Data section:
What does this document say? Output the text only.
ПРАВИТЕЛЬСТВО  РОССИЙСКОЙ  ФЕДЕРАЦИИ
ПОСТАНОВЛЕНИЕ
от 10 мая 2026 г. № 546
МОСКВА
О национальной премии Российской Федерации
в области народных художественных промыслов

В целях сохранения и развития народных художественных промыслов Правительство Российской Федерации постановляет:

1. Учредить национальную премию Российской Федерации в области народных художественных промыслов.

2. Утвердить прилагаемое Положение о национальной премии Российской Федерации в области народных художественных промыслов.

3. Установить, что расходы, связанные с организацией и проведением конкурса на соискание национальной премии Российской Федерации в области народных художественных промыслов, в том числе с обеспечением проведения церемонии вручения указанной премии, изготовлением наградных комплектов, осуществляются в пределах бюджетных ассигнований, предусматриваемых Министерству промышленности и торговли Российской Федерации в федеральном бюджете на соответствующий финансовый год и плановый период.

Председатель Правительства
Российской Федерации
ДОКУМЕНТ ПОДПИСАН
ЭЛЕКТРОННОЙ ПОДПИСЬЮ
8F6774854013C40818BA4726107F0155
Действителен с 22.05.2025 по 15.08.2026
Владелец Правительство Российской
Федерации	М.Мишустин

...

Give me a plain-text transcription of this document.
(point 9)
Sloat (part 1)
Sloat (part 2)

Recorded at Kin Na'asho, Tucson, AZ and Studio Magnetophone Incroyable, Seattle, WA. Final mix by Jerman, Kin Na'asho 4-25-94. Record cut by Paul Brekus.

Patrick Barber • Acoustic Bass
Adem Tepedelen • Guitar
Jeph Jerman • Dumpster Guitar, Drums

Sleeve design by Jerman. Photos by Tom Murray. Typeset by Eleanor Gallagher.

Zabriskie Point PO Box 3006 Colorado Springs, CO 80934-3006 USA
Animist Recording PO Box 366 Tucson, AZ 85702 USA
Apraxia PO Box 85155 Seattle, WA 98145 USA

Exercise aim: Copy each line of the records that contains the word "художественных".

Output below:
в области народных художественных промыслов
В целях сохранения и развития народных художественных промыслов Правительство Российской Федерации постановляет:
1. Учредить национальную премию Российской Федерации в области народных художественных промыслов.
2. Утвердить прилагаемое Положение о национальной премии Российской Федерации в области народных художественных промыслов.
3. Установить, что расходы, связанные с организацией и проведением конкурса на соискание национальной премии Российской Федерации в области народных художественных промыслов, в том числе с обеспечением проведения церемонии вручения указанной премии, изготовлением наградных комплектов, осуществляются в пределах бюджетных ассигнований, предусматриваемых Министерству промышленности и торговли Российской Федерации в федеральном бюджете на соответствующий финансовый год и плановый период.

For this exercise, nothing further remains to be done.